# Problem to solve
Copy the data that follows exactly. Include no pictures.

# Excerpted data
* * *

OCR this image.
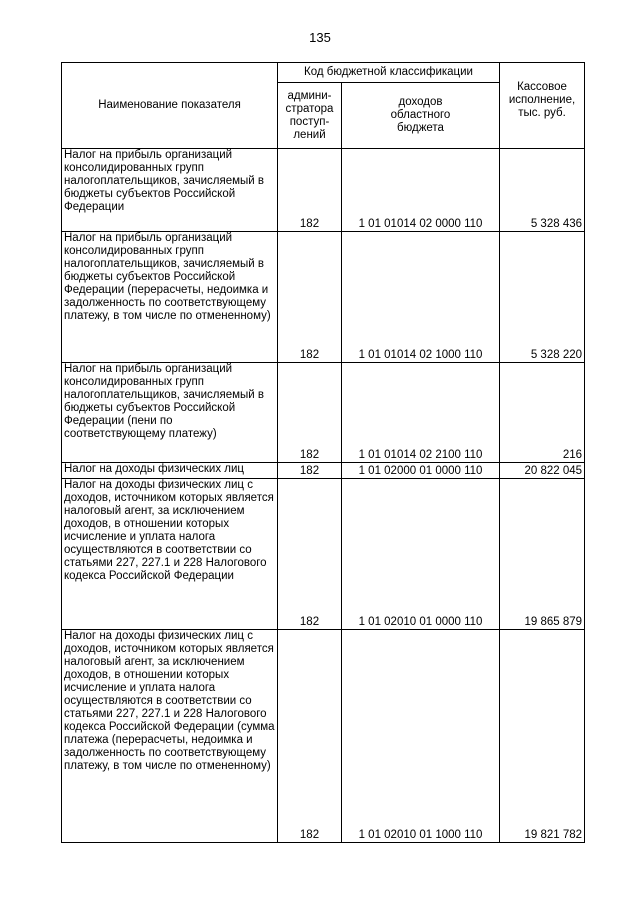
135
Наименование показателя	Код бюджетной классификации		Кассовое
исполнение,
тыс. руб.
	админи-
стратора
поступ-
лений	доходов
областного
бюджета	

Налог на прибыль организаций консолидированных групп налогоплательщиков, зачисляемый в бюджеты субъектов Российской Федерации	182	1 01 01014 02 0000 110	5 328 436

Налог на прибыль организаций консолидированных групп налогоплательщиков, зачисляемый в бюджеты субъектов Российской Федерации (перерасчеты, недоимка и задолженность по соответствующему платежу, в том числе по отмененному)	182	1 01 01014 02 1000 110	5 328 220

Налог на прибыль организаций консолидированных групп налогоплательщиков, зачисляемый в бюджеты субъектов Российской Федерации (пени по соответствующему платежу)	182	1 01 01014 02 2100 110	216

Налог на доходы физических лиц	182	1 01 02000 01 0000 110	20 822 045

Налог на доходы физических лиц с доходов, источником которых является налоговый агент, за исключением доходов, в отношении которых исчисление и уплата налога осуществляются в соответствии со статьями 227, 227.1 и 228 Налогового кодекса Российской Федерации	182	1 01 02010 01 0000 110	19 865 879

Налог на доходы физических лиц с доходов, источником которых является налоговый агент, за исключением доходов, в отношении которых исчисление и уплата налога осуществляются в соответствии со статьями 227, 227.1 и 228 Налогового кодекса Российской Федерации (сумма платежа (перерасчеты, недоимка и задолженность по соответствующему платежу, в том числе по отмененному)	182	1 01 02010 01 1000 110	19 821 782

* * *

# Complete answer
OCR this image.
135
Наименование показателя	Код бюджетной классификации		Кассовое
исполнение,
тыс. руб.
	админи-
стратора
поступ-
лений	доходов
областного
бюджета	

Налог на прибыль организаций консолидированных групп налогоплательщиков, зачисляемый в бюджеты субъектов Российской Федерации	182	1 01 01014 02 0000 110	5 328 436

Налог на прибыль организаций консолидированных групп налогоплательщиков, зачисляемый в бюджеты субъектов Российской Федерации (перерасчеты, недоимка и задолженность по соответствующему платежу, в том числе по отмененному)	182	1 01 01014 02 1000 110	5 328 220

Налог на прибыль организаций консолидированных групп налогоплательщиков, зачисляемый в бюджеты субъектов Российской Федерации (пени по соответствующему платежу)	182	1 01 01014 02 2100 110	216

Налог на доходы физических лиц	182	1 01 02000 01 0000 110	20 822 045

Налог на доходы физических лиц с доходов, источником которых является налоговый агент, за исключением доходов, в отношении которых исчисление и уплата налога осуществляются в соответствии со статьями 227, 227.1 и 228 Налогового кодекса Российской Федерации	182	1 01 02010 01 0000 110	19 865 879

Налог на доходы физических лиц с доходов, источником которых является налоговый агент, за исключением доходов, в отношении которых исчисление и уплата налога осуществляются в соответствии со статьями 227, 227.1 и 228 Налогового кодекса Российской Федерации (сумма платежа (перерасчеты, недоимка и задолженность по соответствующему платежу, в том числе по отмененному)	182	1 01 02010 01 1000 110	19 821 782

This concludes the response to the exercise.